*Dataset records*:

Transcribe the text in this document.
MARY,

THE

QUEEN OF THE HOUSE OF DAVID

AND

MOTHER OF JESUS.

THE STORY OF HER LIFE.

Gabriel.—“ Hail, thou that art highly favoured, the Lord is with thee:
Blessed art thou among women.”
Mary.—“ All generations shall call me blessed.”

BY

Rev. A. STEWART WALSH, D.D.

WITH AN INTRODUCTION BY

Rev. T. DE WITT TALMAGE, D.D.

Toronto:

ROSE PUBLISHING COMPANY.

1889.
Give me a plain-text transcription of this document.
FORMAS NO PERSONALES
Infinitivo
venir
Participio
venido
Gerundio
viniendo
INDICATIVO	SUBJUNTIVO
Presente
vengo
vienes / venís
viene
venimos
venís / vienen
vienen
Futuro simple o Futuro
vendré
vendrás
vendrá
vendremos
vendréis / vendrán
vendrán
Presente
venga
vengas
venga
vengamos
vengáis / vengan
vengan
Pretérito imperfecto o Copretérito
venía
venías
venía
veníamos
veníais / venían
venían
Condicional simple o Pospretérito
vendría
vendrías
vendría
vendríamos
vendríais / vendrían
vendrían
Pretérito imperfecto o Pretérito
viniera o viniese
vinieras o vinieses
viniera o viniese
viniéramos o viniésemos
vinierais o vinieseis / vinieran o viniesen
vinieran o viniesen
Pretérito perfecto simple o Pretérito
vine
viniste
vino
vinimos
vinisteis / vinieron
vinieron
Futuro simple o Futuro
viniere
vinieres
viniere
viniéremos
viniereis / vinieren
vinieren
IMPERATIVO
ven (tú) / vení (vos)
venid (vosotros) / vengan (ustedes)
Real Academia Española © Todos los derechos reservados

*Stated problem*: Nothing in the data may differ; print all of it exactly as written.

*Answer below*:
Transcribe the text in this document.
MARY,

THE

QUEEN OF THE HOUSE OF DAVID

AND

MOTHER OF JESUS.

THE STORY OF HER LIFE.

Gabriel.—“ Hail, thou that art highly favoured, the Lord is with thee:
Blessed art thou among women.”
Mary.—“ All generations shall call me blessed.”

BY

Rev. A. STEWART WALSH, D.D.

WITH AN INTRODUCTION BY

Rev. T. DE WITT TALMAGE, D.D.

Toronto:

ROSE PUBLISHING COMPANY.

1889.
Give me a plain-text transcription of this document.
FORMAS NO PERSONALES
Infinitivo
venir
Participio
venido
Gerundio
viniendo
INDICATIVO	SUBJUNTIVO
Presente
vengo
vienes / venís
viene
venimos
venís / vienen
vienen
Futuro simple o Futuro
vendré
vendrás
vendrá
vendremos
vendréis / vendrán
vendrán
Presente
venga
vengas
venga
vengamos
vengáis / vengan
vengan
Pretérito imperfecto o Copretérito
venía
venías
venía
veníamos
veníais / venían
venían
Condicional simple o Pospretérito
vendría
vendrías
vendría
vendríamos
vendríais / vendrían
vendrían
Pretérito imperfecto o Pretérito
viniera o viniese
vinieras o vinieses
viniera o viniese
viniéramos o viniésemos
vinierais o vinieseis / vinieran o viniesen
vinieran o viniesen
Pretérito perfecto simple o Pretérito
vine
viniste
vino
vinimos
vinisteis / vinieron
vinieron
Futuro simple o Futuro
viniere
vinieres
viniere
viniéremos
viniereis / vinieren
vinieren
IMPERATIVO
ven (tú) / vení (vos)
venid (vosotros) / vengan (ustedes)
Real Academia Española © Todos los derechos reservados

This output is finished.